* **Do this**:
Copy out each line below exactly as it appears.

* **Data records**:
::::

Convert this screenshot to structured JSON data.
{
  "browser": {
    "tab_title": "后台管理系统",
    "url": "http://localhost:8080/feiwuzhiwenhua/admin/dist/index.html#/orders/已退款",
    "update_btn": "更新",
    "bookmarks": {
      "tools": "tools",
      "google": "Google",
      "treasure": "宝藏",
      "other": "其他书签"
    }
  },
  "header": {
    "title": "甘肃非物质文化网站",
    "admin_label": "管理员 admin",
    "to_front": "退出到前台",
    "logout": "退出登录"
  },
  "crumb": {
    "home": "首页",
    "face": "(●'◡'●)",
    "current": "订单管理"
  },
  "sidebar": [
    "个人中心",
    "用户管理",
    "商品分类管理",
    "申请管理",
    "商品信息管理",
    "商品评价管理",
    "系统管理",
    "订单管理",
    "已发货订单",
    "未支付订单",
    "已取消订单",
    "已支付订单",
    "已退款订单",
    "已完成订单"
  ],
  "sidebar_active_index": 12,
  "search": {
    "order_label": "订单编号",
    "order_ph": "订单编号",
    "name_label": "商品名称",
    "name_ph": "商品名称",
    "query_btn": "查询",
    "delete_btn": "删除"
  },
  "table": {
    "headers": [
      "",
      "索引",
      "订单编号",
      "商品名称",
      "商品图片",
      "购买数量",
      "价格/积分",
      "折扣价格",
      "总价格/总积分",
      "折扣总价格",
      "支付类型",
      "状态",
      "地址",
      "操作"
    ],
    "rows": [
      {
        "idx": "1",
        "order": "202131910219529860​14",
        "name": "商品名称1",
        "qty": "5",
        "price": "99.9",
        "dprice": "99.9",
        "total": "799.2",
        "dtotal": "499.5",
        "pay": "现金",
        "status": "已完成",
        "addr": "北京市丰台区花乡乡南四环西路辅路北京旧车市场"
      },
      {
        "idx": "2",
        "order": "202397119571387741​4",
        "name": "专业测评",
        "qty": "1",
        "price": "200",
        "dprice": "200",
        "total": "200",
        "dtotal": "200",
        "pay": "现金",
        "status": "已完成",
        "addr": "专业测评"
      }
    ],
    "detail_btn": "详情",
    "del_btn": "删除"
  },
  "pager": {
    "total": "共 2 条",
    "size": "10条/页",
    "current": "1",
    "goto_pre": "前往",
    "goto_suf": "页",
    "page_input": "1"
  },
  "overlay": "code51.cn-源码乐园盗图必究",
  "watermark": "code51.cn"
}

::::

* **Solution to the exercise**:
Convert this screenshot to structured JSON data.
{
  "browser": {
    "tab_title": "后台管理系统",
    "url": "http://localhost:8080/feiwuzhiwenhua/admin/dist/index.html#/orders/已退款",
    "update_btn": "更新",
    "bookmarks": {
      "tools": "tools",
      "google": "Google",
      "treasure": "宝藏",
      "other": "其他书签"
    }
  },
  "header": {
    "title": "甘肃非物质文化网站",
    "admin_label": "管理员 admin",
    "to_front": "退出到前台",
    "logout": "退出登录"
  },
  "crumb": {
    "home": "首页",
    "face": "(●'◡'●)",
    "current": "订单管理"
  },
  "sidebar": [
    "个人中心",
    "用户管理",
    "商品分类管理",
    "申请管理",
    "商品信息管理",
    "商品评价管理",
    "系统管理",
    "订单管理",
    "已发货订单",
    "未支付订单",
    "已取消订单",
    "已支付订单",
    "已退款订单",
    "已完成订单"
  ],
  "sidebar_active_index": 12,
  "search": {
    "order_label": "订单编号",
    "order_ph": "订单编号",
    "name_label": "商品名称",
    "name_ph": "商品名称",
    "query_btn": "查询",
    "delete_btn": "删除"
  },
  "table": {
    "headers": [
      "",
      "索引",
      "订单编号",
      "商品名称",
      "商品图片",
      "购买数量",
      "价格/积分",
      "折扣价格",
      "总价格/总积分",
      "折扣总价格",
      "支付类型",
      "状态",
      "地址",
      "操作"
    ],
    "rows": [
      {
        "idx": "1",
        "order": "202131910219529860​14",
        "name": "商品名称1",
        "qty": "5",
        "price": "99.9",
        "dprice": "99.9",
        "total": "799.2",
        "dtotal": "499.5",
        "pay": "现金",
        "status": "已完成",
        "addr": "北京市丰台区花乡乡南四环西路辅路北京旧车市场"
      },
      {
        "idx": "2",
        "order": "202397119571387741​4",
        "name": "专业测评",
        "qty": "1",
        "price": "200",
        "dprice": "200",
        "total": "200",
        "dtotal": "200",
        "pay": "现金",
        "status": "已完成",
        "addr": "专业测评"
      }
    ],
    "detail_btn": "详情",
    "del_btn": "删除"
  },
  "pager": {
    "total": "共 2 条",
    "size": "10条/页",
    "current": "1",
    "goto_pre": "前往",
    "goto_suf": "页",
    "page_input": "1"
  },
  "overlay": "code51.cn-源码乐园盗图必究",
  "watermark": "code51.cn"
}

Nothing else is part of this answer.